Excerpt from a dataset
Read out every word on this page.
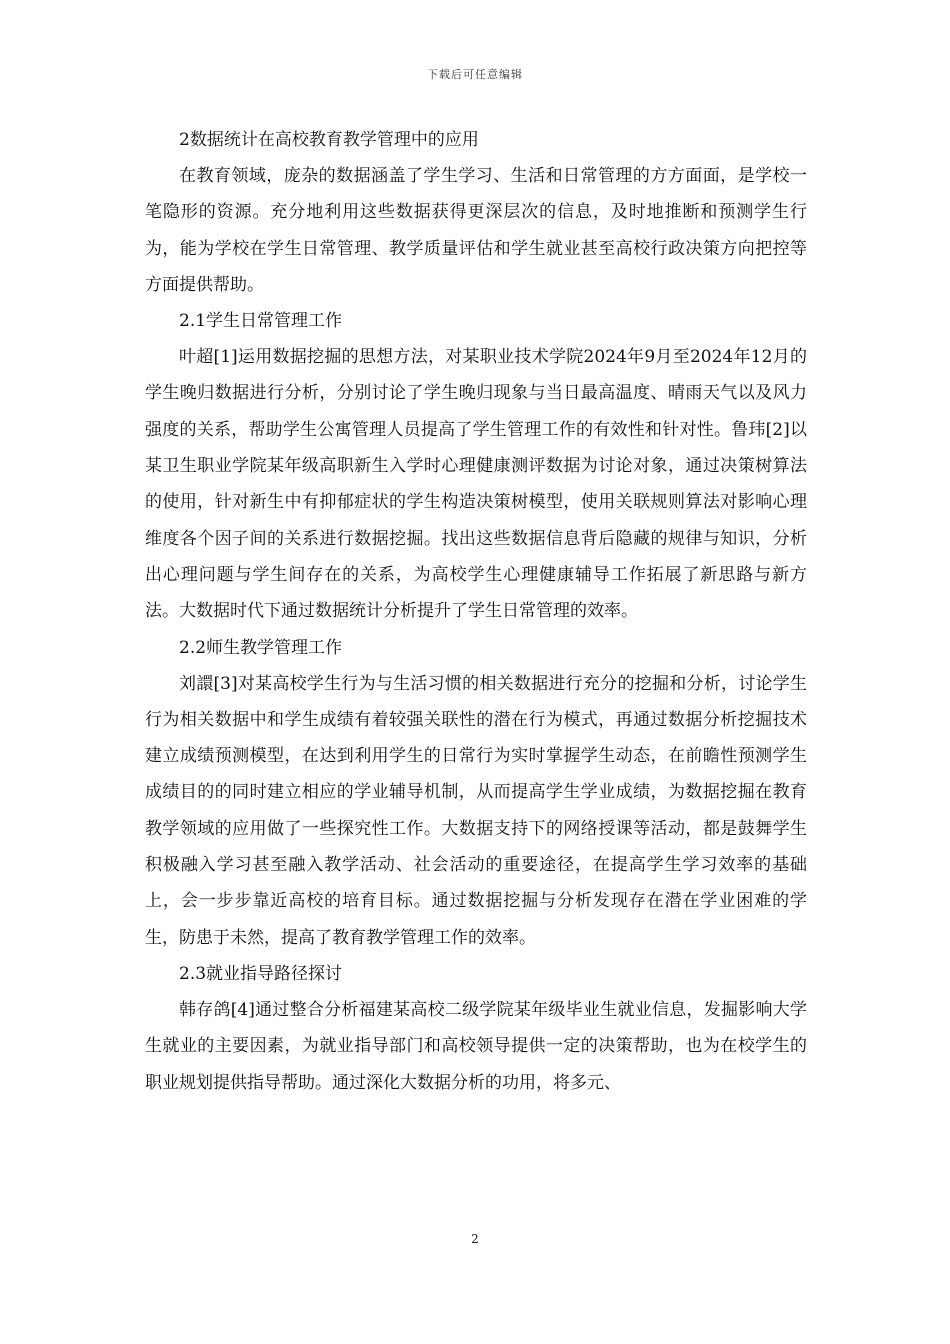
下载后可任意编辑

2数据统计在高校教育教学管理中的应用

在教育领域，庞杂的数据涵盖了学生学习、生活和日常管理的方方面面，是学校一笔隐形的资源。充分地利用这些数据获得更深层次的信息，及时地推断和预测学生行为，能为学校在学生日常管理、教学质量评估和学生就业甚至高校行政决策方向把控等方面提供帮助。

2.1学生日常管理工作

叶超[1]运用数据挖掘的思想方法，对某职业技术学院2024年9月至2024年12月的学生晚归数据进行分析，分别讨论了学生晚归现象与当日最高温度、晴雨天气以及风力强度的关系，帮助学生公寓管理人员提高了学生管理工作的有效性和针对性。鲁玮[2]以某卫生职业学院某年级高职新生入学时心理健康测评数据为讨论对象，通过决策树算法的使用，针对新生中有抑郁症状的学生构造决策树模型，使用关联规则算法对影响心理维度各个因子间的关系进行数据挖掘。找出这些数据信息背后隐藏的规律与知识，分析出心理问题与学生间存在的关系，为高校学生心理健康辅导工作拓展了新思路与新方法。大数据时代下通过数据统计分析提升了学生日常管理的效率。

2.2师生教学管理工作

刘譞[3]对某高校学生行为与生活习惯的相关数据进行充分的挖掘和分析，讨论学生行为相关数据中和学生成绩有着较强关联性的潜在行为模式，再通过数据分析挖掘技术建立成绩预测模型，在达到利用学生的日常行为实时掌握学生动态，在前瞻性预测学生成绩目的的同时建立相应的学业辅导机制，从而提高学生学业成绩，为数据挖掘在教育教学领域的应用做了一些探究性工作。大数据支持下的网络授课等活动，都是鼓舞学生积极融入学习甚至融入教学活动、社会活动的重要途径，在提高学生学习效率的基础上，会一步步靠近高校的培育目标。通过数据挖掘与分析发现存在潜在学业困难的学生，防患于未然，提高了教育教学管理工作的效率。

2.3就业指导路径探讨

韩存鸽[4]通过整合分析福建某高校二级学院某年级毕业生就业信息，发掘影响大学生就业的主要因素，为就业指导部门和高校领导提供一定的决策帮助，也为在校学生的职业规划提供指导帮助。通过深化大数据分析的功用，将多元、

2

→ Short exercise
Omit the pictures and restate the rest of the records verbatim.

→ Task answer
Read out every word on this page.
下载后可任意编辑

2数据统计在高校教育教学管理中的应用

在教育领域，庞杂的数据涵盖了学生学习、生活和日常管理的方方面面，是学校一笔隐形的资源。充分地利用这些数据获得更深层次的信息，及时地推断和预测学生行为，能为学校在学生日常管理、教学质量评估和学生就业甚至高校行政决策方向把控等方面提供帮助。

2.1学生日常管理工作

叶超[1]运用数据挖掘的思想方法，对某职业技术学院2024年9月至2024年12月的学生晚归数据进行分析，分别讨论了学生晚归现象与当日最高温度、晴雨天气以及风力强度的关系，帮助学生公寓管理人员提高了学生管理工作的有效性和针对性。鲁玮[2]以某卫生职业学院某年级高职新生入学时心理健康测评数据为讨论对象，通过决策树算法的使用，针对新生中有抑郁症状的学生构造决策树模型，使用关联规则算法对影响心理维度各个因子间的关系进行数据挖掘。找出这些数据信息背后隐藏的规律与知识，分析出心理问题与学生间存在的关系，为高校学生心理健康辅导工作拓展了新思路与新方法。大数据时代下通过数据统计分析提升了学生日常管理的效率。

2.2师生教学管理工作

刘譞[3]对某高校学生行为与生活习惯的相关数据进行充分的挖掘和分析，讨论学生行为相关数据中和学生成绩有着较强关联性的潜在行为模式，再通过数据分析挖掘技术建立成绩预测模型，在达到利用学生的日常行为实时掌握学生动态，在前瞻性预测学生成绩目的的同时建立相应的学业辅导机制，从而提高学生学业成绩，为数据挖掘在教育教学领域的应用做了一些探究性工作。大数据支持下的网络授课等活动，都是鼓舞学生积极融入学习甚至融入教学活动、社会活动的重要途径，在提高学生学习效率的基础上，会一步步靠近高校的培育目标。通过数据挖掘与分析发现存在潜在学业困难的学生，防患于未然，提高了教育教学管理工作的效率。

2.3就业指导路径探讨

韩存鸽[4]通过整合分析福建某高校二级学院某年级毕业生就业信息，发掘影响大学生就业的主要因素，为就业指导部门和高校领导提供一定的决策帮助，也为在校学生的职业规划提供指导帮助。通过深化大数据分析的功用，将多元、

2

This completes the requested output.